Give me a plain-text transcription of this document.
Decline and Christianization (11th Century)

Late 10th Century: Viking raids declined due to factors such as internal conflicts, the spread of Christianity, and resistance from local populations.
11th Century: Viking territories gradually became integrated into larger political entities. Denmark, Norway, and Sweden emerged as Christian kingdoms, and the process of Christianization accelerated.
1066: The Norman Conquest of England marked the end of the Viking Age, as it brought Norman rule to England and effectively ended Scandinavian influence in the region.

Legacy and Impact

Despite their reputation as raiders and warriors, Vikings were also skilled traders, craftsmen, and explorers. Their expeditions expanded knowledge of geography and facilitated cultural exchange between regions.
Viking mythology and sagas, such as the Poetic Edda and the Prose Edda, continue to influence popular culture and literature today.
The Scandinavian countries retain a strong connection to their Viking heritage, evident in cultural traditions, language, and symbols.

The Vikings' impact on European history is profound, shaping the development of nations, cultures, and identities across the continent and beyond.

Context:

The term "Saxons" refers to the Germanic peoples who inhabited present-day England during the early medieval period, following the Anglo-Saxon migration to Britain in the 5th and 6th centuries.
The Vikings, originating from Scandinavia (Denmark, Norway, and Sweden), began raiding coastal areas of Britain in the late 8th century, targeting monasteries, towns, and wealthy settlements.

→ **TASK OBJECTIVE**:
The records above should be duplicated in full, exactly as given.

→ **FINAL RESULT**:
Give me a plain-text transcription of this document.
Decline and Christianization (11th Century)

Late 10th Century: Viking raids declined due to factors such as internal conflicts, the spread of Christianity, and resistance from local populations.
11th Century: Viking territories gradually became integrated into larger political entities. Denmark, Norway, and Sweden emerged as Christian kingdoms, and the process of Christianization accelerated.
1066: The Norman Conquest of England marked the end of the Viking Age, as it brought Norman rule to England and effectively ended Scandinavian influence in the region.

Legacy and Impact

Despite their reputation as raiders and warriors, Vikings were also skilled traders, craftsmen, and explorers. Their expeditions expanded knowledge of geography and facilitated cultural exchange between regions.
Viking mythology and sagas, such as the Poetic Edda and the Prose Edda, continue to influence popular culture and literature today.
The Scandinavian countries retain a strong connection to their Viking heritage, evident in cultural traditions, language, and symbols.

The Vikings' impact on European history is profound, shaping the development of nations, cultures, and identities across the continent and beyond.

Context:

The term "Saxons" refers to the Germanic peoples who inhabited present-day England during the early medieval period, following the Anglo-Saxon migration to Britain in the 5th and 6th centuries.
The Vikings, originating from Scandinavia (Denmark, Norway, and Sweden), began raiding coastal areas of Britain in the late 8th century, targeting monasteries, towns, and wealthy settlements.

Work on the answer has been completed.